> WHAT THE TASK REQUIRES: Give every entry again, word for word.

> EXERCISE MATERIAL:
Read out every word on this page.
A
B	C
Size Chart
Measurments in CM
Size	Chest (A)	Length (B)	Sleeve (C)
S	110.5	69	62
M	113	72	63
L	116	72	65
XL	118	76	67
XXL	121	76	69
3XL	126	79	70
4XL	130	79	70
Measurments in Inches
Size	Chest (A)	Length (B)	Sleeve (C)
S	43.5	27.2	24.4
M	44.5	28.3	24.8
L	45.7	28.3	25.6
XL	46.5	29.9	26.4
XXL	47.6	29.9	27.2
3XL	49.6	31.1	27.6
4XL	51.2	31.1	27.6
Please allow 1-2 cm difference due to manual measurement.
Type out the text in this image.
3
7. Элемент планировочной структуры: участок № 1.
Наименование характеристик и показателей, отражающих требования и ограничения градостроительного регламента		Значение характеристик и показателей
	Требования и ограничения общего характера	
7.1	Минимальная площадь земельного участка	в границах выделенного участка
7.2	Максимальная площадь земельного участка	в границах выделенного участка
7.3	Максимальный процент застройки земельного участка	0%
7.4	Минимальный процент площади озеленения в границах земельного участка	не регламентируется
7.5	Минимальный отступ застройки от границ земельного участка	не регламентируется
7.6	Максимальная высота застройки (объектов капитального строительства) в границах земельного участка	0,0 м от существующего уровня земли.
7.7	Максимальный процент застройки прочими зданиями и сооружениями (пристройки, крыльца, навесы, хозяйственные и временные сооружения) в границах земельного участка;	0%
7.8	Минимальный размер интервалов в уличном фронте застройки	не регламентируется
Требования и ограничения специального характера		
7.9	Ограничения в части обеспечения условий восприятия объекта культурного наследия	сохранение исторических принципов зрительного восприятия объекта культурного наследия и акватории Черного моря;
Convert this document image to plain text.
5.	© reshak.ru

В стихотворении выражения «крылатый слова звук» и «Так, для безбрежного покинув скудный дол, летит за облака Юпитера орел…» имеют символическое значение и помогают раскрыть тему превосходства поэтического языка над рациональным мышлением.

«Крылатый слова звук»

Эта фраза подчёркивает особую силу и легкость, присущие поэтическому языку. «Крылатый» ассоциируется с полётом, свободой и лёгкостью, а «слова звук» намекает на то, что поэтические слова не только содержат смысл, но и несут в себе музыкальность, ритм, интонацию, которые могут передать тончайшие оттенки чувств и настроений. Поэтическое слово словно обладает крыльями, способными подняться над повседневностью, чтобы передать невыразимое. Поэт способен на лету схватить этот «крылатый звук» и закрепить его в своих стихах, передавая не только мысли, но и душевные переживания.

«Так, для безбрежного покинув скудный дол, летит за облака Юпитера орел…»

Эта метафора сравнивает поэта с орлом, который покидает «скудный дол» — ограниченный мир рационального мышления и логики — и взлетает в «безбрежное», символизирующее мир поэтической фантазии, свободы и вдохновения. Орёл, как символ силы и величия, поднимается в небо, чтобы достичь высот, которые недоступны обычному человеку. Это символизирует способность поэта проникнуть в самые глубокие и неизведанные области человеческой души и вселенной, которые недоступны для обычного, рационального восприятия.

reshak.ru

> RESULT FOR THIS EXERCISE:
Read out every word on this page.
A
B	C
Size Chart
Measurments in CM
Size	Chest (A)	Length (B)	Sleeve (C)
S	110.5	69	62
M	113	72	63
L	116	72	65
XL	118	76	67
XXL	121	76	69
3XL	126	79	70
4XL	130	79	70
Measurments in Inches
Size	Chest (A)	Length (B)	Sleeve (C)
S	43.5	27.2	24.4
M	44.5	28.3	24.8
L	45.7	28.3	25.6
XL	46.5	29.9	26.4
XXL	47.6	29.9	27.2
3XL	49.6	31.1	27.6
4XL	51.2	31.1	27.6
Please allow 1-2 cm difference due to manual measurement.
Type out the text in this image.
3
7. Элемент планировочной структуры: участок № 1.
Наименование характеристик и показателей, отражающих требования и ограничения градостроительного регламента		Значение характеристик и показателей
	Требования и ограничения общего характера	
7.1	Минимальная площадь земельного участка	в границах выделенного участка
7.2	Максимальная площадь земельного участка	в границах выделенного участка
7.3	Максимальный процент застройки земельного участка	0%
7.4	Минимальный процент площади озеленения в границах земельного участка	не регламентируется
7.5	Минимальный отступ застройки от границ земельного участка	не регламентируется
7.6	Максимальная высота застройки (объектов капитального строительства) в границах земельного участка	0,0 м от существующего уровня земли.
7.7	Максимальный процент застройки прочими зданиями и сооружениями (пристройки, крыльца, навесы, хозяйственные и временные сооружения) в границах земельного участка;	0%
7.8	Минимальный размер интервалов в уличном фронте застройки	не регламентируется
Требования и ограничения специального характера		
7.9	Ограничения в части обеспечения условий восприятия объекта культурного наследия	сохранение исторических принципов зрительного восприятия объекта культурного наследия и акватории Черного моря;
Convert this document image to plain text.
5.	© reshak.ru

В стихотворении выражения «крылатый слова звук» и «Так, для безбрежного покинув скудный дол, летит за облака Юпитера орел…» имеют символическое значение и помогают раскрыть тему превосходства поэтического языка над рациональным мышлением.

«Крылатый слова звук»

Эта фраза подчёркивает особую силу и легкость, присущие поэтическому языку. «Крылатый» ассоциируется с полётом, свободой и лёгкостью, а «слова звук» намекает на то, что поэтические слова не только содержат смысл, но и несут в себе музыкальность, ритм, интонацию, которые могут передать тончайшие оттенки чувств и настроений. Поэтическое слово словно обладает крыльями, способными подняться над повседневностью, чтобы передать невыразимое. Поэт способен на лету схватить этот «крылатый звук» и закрепить его в своих стихах, передавая не только мысли, но и душевные переживания.

«Так, для безбрежного покинув скудный дол, летит за облака Юпитера орел…»

Эта метафора сравнивает поэта с орлом, который покидает «скудный дол» — ограниченный мир рационального мышления и логики — и взлетает в «безбрежное», символизирующее мир поэтической фантазии, свободы и вдохновения. Орёл, как символ силы и величия, поднимается в небо, чтобы достичь высот, которые недоступны обычному человеку. Это символизирует способность поэта проникнуть в самые глубокие и неизведанные области человеческой души и вселенной, которые недоступны для обычного, рационального восприятия.

reshak.ru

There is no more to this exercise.